### Task material

- - - - -

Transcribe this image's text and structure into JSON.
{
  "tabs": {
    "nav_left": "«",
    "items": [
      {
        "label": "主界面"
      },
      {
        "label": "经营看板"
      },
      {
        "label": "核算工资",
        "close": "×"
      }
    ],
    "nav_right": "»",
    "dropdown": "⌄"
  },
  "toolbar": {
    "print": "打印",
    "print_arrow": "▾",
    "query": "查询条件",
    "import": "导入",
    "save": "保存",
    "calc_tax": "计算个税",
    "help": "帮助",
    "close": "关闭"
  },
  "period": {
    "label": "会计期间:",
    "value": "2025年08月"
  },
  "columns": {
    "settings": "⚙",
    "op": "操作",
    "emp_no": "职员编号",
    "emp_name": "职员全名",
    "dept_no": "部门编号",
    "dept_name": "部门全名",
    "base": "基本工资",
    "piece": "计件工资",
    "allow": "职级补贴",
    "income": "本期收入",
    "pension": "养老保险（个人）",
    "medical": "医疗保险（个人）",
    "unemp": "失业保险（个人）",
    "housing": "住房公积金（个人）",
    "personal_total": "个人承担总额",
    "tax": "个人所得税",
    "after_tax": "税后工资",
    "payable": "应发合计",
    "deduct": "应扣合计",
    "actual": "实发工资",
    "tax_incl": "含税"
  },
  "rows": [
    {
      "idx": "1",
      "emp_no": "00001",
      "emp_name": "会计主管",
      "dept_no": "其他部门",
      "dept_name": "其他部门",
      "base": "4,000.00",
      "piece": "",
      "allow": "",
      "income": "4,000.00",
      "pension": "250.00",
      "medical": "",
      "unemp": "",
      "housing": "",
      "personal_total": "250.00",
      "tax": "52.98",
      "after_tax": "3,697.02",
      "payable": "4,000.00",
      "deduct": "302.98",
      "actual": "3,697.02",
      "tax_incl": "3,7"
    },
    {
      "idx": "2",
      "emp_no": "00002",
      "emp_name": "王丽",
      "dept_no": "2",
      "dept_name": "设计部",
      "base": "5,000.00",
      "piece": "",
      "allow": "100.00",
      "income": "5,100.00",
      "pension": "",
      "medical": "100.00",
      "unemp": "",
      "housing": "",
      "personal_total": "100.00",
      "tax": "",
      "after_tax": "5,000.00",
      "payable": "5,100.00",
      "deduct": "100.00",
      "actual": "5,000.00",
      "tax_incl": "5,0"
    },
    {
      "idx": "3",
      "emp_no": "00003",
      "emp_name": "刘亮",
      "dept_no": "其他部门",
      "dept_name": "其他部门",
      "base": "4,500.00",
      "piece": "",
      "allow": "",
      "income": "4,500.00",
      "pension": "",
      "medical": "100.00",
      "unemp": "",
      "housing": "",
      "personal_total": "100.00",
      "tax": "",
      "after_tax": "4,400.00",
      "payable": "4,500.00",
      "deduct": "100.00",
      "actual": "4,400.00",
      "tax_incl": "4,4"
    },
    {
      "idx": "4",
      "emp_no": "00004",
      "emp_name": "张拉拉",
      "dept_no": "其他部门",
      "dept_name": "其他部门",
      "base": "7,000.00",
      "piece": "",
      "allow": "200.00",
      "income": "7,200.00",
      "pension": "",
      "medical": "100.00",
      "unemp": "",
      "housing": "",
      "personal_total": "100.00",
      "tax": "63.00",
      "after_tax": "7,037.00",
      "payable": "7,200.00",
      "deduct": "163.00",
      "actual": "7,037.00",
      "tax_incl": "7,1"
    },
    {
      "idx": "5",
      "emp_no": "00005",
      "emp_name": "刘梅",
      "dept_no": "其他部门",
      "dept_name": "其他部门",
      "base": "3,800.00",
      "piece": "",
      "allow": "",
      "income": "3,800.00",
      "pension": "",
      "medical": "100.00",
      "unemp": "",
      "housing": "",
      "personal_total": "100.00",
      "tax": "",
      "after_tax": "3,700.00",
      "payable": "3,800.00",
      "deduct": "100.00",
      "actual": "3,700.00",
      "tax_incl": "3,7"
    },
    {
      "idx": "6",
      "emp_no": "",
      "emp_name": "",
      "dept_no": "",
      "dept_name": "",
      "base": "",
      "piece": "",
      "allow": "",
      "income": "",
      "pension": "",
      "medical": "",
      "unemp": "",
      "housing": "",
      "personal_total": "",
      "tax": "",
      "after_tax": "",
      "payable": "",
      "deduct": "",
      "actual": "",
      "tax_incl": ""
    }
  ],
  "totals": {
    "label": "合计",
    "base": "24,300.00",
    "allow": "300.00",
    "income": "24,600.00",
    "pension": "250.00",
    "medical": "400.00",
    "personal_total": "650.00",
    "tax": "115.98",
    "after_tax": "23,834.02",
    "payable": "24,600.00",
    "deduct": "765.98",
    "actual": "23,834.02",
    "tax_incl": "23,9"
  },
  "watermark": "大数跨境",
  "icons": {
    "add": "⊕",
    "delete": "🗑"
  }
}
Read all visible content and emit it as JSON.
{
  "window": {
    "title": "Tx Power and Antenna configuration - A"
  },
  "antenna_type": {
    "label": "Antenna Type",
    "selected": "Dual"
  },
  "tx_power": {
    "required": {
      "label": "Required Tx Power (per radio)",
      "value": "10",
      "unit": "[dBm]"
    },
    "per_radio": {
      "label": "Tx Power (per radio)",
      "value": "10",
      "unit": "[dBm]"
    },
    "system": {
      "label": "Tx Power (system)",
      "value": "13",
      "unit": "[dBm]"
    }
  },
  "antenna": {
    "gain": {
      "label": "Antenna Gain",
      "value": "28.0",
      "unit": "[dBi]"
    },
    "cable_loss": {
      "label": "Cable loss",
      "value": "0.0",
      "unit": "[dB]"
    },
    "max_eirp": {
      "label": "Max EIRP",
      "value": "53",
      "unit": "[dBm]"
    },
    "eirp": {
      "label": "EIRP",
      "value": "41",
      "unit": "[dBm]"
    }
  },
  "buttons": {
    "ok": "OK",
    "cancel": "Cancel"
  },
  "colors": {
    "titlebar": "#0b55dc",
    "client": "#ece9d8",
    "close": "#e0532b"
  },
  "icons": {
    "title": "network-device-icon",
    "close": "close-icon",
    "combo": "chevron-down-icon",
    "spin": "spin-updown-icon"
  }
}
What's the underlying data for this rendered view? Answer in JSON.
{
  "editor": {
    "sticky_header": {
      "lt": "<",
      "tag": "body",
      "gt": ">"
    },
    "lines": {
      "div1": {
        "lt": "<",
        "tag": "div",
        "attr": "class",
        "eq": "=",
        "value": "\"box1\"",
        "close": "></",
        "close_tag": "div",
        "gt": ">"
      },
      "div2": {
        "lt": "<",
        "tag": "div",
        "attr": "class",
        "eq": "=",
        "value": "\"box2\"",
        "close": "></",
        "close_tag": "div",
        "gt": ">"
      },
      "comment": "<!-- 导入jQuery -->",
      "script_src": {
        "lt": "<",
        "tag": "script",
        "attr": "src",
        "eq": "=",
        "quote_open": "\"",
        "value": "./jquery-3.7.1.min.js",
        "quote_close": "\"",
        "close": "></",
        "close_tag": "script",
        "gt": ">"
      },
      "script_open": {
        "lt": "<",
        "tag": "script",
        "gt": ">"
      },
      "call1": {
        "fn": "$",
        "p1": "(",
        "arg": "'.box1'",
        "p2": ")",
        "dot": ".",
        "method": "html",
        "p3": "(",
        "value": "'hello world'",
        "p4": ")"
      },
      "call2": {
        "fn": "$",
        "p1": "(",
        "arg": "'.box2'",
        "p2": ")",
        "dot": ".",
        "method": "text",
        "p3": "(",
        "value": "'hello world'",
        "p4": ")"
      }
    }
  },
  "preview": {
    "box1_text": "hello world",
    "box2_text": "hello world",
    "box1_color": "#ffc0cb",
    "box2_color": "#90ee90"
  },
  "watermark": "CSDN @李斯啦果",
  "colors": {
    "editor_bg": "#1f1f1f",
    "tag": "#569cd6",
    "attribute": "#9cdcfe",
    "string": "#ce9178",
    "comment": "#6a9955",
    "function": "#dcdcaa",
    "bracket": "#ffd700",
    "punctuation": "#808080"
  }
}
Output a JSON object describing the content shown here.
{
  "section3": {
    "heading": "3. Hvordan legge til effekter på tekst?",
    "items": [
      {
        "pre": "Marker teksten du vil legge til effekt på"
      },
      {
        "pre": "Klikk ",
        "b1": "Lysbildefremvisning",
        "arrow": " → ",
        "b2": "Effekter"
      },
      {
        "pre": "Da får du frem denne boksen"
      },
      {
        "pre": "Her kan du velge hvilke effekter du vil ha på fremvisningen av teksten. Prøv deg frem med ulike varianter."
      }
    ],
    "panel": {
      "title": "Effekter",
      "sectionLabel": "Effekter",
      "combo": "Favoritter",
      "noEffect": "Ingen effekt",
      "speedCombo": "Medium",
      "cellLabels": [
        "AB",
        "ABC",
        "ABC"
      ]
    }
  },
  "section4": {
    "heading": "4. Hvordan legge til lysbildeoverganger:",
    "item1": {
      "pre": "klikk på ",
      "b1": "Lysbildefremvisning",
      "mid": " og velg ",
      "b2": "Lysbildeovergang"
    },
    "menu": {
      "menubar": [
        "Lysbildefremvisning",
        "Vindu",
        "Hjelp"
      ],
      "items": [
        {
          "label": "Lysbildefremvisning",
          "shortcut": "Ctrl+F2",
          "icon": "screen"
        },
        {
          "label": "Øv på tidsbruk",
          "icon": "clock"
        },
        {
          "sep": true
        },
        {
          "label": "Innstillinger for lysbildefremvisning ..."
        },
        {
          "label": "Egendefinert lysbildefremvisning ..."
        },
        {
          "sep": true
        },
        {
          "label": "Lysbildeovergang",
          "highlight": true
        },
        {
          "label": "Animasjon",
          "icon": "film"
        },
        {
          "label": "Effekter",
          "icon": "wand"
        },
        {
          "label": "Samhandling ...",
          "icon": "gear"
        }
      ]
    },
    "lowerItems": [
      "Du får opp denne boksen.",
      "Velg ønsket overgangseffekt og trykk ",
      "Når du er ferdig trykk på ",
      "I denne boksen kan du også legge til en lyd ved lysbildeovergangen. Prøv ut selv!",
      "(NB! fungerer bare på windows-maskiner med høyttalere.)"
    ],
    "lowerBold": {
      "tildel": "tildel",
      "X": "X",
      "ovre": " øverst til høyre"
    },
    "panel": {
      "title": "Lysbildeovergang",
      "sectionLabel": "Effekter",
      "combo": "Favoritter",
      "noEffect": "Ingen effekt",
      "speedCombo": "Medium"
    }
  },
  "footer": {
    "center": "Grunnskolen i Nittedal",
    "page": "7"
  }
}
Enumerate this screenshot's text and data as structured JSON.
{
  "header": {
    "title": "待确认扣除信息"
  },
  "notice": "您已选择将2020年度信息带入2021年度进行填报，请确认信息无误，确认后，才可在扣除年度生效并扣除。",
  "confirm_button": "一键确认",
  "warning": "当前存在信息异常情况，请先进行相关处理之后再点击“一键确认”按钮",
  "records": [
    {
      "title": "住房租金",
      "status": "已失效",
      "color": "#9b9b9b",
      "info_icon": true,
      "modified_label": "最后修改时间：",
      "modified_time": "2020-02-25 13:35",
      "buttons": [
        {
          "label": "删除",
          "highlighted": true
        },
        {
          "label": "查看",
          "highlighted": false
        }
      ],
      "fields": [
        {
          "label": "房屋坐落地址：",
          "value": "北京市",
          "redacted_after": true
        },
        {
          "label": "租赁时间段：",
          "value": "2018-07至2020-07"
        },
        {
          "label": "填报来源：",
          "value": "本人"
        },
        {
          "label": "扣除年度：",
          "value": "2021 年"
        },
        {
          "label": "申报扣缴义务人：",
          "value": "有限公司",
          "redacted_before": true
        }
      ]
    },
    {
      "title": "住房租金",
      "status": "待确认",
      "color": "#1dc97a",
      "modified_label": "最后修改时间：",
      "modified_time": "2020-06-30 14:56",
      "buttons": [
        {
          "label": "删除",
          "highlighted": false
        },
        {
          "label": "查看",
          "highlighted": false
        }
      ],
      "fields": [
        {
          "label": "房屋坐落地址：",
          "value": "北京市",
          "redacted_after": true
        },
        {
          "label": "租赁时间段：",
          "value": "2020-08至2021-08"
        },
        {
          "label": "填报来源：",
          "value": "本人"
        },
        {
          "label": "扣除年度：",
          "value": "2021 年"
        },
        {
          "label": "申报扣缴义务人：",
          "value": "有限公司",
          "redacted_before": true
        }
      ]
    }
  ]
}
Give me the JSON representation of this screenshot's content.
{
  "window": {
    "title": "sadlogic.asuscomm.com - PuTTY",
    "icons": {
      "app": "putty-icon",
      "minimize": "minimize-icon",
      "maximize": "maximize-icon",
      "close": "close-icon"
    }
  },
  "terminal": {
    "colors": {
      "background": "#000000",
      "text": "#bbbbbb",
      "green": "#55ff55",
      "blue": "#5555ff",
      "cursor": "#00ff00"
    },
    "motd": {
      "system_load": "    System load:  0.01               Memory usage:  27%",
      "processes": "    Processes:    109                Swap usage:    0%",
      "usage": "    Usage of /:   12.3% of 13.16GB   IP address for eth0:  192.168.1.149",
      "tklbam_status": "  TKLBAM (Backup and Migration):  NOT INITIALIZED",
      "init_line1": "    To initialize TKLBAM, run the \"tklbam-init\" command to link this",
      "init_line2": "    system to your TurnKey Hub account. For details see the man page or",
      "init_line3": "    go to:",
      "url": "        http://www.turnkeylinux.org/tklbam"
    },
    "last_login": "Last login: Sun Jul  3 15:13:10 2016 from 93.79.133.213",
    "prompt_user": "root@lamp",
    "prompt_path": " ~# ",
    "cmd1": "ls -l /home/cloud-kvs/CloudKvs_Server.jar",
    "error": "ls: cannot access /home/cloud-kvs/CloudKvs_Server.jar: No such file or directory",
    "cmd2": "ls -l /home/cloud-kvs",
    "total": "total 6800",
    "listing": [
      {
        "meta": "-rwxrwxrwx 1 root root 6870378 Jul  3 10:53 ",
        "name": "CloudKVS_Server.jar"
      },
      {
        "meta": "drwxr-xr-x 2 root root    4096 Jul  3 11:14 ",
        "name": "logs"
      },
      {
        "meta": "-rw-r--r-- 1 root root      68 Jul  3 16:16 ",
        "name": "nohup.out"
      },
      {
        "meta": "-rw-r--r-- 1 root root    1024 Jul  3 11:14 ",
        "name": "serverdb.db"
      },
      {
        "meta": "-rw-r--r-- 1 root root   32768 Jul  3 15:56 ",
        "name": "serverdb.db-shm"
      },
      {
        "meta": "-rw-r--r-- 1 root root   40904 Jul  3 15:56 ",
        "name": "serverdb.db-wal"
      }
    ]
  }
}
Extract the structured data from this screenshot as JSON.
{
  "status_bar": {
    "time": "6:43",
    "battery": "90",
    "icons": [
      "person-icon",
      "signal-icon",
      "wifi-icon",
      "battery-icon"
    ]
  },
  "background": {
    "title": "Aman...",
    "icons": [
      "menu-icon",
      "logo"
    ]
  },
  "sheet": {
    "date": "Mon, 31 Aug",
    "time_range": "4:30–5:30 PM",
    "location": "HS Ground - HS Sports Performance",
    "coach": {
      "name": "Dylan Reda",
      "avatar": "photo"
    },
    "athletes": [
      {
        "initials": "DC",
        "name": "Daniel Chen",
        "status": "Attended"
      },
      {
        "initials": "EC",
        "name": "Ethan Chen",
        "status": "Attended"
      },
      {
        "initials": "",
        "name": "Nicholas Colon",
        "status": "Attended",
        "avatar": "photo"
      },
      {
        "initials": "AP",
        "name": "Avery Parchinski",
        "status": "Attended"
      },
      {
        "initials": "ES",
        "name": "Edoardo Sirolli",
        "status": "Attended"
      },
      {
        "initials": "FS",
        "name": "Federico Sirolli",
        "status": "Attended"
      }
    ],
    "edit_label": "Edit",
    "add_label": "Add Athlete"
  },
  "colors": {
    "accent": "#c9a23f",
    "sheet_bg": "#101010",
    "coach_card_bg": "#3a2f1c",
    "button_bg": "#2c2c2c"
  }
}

- - - - -

### Short problem
Write out every line of the listing that holds the word "data".

### Answer to the exercise
What's the underlying data for this rendered view? Answer in JSON.
Enumerate this screenshot's text and data as structured JSON.
Extract the structured data from this screenshot as JSON.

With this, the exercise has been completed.